• Provided records:
+-------+

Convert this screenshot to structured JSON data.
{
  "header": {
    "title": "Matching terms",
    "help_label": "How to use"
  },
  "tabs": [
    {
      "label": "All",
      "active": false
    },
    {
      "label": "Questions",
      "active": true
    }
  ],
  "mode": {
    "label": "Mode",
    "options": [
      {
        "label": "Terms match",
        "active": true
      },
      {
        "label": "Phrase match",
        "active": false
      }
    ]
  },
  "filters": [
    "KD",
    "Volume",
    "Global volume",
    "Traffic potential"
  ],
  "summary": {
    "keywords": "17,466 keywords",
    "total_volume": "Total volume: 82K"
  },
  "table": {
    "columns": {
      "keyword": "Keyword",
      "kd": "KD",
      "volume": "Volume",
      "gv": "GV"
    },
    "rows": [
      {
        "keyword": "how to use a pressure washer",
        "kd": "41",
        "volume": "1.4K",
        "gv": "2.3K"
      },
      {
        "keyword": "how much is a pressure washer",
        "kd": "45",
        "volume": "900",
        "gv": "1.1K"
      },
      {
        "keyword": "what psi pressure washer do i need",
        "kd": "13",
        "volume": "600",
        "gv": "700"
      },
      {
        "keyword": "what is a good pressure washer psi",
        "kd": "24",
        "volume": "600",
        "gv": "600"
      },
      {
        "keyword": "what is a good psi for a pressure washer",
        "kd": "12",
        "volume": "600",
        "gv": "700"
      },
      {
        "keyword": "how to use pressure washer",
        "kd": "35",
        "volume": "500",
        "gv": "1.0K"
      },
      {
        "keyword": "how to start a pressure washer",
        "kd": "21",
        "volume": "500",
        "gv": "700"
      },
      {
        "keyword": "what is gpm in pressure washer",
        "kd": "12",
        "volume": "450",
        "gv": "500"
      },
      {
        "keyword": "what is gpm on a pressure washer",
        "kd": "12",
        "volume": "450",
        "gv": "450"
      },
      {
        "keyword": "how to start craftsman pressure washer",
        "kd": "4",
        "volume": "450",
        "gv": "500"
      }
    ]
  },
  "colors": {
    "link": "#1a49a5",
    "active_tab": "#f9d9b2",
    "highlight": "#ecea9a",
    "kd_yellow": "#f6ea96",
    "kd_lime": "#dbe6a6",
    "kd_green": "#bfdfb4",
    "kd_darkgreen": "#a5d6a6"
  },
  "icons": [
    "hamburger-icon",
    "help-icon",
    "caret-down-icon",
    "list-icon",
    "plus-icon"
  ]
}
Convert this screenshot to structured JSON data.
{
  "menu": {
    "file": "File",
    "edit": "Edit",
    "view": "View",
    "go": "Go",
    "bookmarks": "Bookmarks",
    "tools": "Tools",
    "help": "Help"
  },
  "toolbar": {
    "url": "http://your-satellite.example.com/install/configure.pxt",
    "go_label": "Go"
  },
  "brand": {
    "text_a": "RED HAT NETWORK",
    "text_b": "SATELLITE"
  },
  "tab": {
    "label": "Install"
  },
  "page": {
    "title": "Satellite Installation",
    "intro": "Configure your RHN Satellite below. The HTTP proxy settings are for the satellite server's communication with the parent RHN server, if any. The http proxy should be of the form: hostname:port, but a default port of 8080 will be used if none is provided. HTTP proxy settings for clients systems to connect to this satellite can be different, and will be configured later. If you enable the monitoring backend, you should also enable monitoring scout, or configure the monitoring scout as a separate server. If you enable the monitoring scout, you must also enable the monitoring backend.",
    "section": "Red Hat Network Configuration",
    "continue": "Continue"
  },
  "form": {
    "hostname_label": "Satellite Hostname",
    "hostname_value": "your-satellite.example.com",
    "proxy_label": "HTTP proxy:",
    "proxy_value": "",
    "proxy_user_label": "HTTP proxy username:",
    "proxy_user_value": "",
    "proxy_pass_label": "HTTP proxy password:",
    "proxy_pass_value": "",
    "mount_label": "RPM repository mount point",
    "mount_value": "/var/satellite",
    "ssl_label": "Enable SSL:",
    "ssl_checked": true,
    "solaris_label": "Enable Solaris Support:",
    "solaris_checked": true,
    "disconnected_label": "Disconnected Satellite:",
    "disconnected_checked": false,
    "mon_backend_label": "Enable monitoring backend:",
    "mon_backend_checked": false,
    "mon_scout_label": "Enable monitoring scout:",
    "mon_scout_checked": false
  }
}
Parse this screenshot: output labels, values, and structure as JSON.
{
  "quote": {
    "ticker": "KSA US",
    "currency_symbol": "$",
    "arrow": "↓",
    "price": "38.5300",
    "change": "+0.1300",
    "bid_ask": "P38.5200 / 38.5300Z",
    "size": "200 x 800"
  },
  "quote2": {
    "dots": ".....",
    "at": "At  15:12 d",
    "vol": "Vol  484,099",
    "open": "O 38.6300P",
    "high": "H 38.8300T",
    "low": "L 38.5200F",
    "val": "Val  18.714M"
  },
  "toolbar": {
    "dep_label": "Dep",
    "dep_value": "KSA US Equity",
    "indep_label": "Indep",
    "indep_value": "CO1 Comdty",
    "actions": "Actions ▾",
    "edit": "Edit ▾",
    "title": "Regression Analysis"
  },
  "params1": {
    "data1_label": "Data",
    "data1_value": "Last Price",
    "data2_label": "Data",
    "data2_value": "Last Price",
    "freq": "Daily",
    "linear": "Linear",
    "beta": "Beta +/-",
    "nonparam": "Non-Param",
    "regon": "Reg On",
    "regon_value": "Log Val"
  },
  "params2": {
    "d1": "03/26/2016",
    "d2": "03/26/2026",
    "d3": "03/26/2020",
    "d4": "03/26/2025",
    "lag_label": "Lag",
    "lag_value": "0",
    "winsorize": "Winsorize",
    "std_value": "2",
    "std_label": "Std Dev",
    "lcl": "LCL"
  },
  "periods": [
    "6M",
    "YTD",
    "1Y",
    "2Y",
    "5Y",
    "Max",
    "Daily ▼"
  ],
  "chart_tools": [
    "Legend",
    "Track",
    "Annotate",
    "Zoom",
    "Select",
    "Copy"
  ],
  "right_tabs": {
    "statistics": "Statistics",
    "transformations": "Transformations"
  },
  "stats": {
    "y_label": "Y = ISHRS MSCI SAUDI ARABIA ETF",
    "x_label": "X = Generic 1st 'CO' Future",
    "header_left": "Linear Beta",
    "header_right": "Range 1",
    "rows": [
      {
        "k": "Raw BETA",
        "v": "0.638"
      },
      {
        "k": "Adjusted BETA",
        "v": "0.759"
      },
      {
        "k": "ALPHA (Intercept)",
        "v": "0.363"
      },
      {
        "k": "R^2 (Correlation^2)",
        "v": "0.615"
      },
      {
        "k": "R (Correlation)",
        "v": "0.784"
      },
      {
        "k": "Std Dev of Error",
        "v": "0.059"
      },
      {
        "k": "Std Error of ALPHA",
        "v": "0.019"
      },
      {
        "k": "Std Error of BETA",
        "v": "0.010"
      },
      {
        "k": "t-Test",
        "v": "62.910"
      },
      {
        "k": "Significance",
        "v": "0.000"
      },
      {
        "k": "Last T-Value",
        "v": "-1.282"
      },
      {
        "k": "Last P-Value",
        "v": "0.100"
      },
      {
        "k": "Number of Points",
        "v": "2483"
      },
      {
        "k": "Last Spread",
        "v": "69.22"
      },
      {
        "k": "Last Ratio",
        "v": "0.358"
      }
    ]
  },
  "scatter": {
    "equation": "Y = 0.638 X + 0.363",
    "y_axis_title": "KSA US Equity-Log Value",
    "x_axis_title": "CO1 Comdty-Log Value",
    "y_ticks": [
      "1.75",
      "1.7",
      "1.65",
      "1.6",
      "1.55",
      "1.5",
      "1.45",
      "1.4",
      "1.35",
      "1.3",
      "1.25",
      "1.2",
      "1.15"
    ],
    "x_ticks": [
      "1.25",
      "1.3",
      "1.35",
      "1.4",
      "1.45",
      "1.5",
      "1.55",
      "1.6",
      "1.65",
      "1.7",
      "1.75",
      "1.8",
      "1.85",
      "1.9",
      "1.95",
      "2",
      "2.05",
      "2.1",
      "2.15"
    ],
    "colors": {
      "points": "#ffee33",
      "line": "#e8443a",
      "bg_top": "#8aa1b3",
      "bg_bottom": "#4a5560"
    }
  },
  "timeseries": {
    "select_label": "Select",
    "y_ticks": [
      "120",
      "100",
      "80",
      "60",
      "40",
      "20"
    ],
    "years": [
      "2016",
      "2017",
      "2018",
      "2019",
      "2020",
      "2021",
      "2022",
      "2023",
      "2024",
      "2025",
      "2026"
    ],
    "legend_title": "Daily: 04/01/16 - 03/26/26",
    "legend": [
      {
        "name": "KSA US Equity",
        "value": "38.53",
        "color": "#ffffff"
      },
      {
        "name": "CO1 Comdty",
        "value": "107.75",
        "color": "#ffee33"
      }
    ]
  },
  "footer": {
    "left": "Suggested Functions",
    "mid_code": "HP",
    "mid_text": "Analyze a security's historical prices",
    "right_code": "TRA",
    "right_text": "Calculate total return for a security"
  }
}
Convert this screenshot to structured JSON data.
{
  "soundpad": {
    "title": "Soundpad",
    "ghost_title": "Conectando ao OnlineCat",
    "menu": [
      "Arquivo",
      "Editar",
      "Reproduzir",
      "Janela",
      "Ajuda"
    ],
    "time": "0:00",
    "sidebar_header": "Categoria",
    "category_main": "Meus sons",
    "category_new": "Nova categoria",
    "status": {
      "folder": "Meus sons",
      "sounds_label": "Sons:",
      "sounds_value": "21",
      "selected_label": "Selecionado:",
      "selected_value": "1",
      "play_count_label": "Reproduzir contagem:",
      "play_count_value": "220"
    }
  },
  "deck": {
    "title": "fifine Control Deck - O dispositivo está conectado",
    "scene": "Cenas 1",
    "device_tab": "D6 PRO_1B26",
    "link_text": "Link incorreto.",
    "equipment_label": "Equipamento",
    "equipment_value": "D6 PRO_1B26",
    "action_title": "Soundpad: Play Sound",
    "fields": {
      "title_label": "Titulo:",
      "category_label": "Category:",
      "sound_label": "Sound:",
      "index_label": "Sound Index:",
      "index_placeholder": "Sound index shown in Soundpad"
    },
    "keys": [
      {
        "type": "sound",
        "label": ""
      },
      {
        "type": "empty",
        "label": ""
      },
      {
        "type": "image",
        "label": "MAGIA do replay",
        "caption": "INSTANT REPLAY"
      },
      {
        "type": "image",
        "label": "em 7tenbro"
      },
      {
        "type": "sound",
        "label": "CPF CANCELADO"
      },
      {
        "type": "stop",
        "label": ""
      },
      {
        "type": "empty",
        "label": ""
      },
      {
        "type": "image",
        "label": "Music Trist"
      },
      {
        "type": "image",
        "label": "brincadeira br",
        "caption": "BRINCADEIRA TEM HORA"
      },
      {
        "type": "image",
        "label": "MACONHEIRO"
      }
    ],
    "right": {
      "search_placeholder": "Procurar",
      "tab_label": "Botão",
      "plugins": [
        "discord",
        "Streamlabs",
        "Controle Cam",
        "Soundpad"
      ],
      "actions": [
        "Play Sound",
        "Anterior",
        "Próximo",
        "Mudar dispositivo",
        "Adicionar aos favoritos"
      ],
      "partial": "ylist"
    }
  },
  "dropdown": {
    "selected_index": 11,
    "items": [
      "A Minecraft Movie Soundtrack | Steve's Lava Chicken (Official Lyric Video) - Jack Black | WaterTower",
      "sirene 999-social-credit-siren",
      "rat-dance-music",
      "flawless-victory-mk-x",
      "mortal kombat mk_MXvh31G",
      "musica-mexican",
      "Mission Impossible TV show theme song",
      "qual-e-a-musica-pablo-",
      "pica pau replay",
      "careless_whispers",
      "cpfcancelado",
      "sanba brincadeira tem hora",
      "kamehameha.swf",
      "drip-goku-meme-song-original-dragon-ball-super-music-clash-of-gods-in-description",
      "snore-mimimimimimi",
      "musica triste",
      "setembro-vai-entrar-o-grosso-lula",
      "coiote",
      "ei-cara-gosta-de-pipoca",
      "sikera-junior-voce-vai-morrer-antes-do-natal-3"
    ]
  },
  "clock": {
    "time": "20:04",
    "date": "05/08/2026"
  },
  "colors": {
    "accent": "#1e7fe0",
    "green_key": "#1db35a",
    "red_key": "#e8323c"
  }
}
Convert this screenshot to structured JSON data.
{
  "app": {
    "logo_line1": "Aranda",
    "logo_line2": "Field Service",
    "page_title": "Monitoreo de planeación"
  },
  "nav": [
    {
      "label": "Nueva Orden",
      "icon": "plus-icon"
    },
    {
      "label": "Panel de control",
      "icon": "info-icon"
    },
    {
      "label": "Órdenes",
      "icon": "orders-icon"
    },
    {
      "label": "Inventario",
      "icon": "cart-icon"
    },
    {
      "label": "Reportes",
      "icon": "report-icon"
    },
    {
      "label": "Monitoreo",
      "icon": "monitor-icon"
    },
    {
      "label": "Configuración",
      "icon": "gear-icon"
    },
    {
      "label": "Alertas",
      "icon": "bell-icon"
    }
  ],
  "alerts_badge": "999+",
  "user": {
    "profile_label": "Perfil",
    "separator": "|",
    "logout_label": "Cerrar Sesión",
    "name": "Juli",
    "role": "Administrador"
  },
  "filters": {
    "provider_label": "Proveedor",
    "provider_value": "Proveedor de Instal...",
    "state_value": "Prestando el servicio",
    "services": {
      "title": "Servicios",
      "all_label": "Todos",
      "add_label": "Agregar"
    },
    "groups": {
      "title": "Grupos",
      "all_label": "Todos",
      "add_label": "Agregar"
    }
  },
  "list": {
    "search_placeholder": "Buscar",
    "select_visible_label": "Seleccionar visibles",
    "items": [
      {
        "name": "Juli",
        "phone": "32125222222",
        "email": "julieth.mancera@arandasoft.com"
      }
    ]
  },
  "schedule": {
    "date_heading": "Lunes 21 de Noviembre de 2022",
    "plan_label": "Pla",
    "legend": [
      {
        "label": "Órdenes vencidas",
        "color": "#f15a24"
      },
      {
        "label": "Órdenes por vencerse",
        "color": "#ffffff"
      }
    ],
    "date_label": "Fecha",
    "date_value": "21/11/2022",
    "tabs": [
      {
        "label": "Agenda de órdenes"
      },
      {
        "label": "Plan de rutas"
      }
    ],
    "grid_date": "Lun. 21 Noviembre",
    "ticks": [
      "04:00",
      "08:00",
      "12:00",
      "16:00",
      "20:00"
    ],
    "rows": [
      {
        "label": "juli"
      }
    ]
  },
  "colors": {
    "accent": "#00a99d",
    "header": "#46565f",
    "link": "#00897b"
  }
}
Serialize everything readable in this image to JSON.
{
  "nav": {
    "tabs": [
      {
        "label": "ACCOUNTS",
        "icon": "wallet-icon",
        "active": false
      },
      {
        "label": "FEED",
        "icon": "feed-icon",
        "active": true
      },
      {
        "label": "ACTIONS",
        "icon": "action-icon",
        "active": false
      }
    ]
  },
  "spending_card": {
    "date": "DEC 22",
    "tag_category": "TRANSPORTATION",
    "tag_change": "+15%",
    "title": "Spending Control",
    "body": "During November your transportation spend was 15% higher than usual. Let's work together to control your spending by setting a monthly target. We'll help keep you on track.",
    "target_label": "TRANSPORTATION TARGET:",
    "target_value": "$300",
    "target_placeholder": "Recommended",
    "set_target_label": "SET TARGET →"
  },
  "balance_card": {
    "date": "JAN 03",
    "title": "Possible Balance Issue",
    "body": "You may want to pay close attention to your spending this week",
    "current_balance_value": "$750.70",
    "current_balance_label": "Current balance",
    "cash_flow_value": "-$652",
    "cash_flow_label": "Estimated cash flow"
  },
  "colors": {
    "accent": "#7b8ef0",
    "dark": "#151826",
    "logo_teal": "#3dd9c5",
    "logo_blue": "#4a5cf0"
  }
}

+-------+

• Exercise objective:
Using the records above, select and copy every line that has the word "dispositivo".

• Full response:
    "title": "fifine Control Deck - O dispositivo está conectado",
        "Mudar dispositivo",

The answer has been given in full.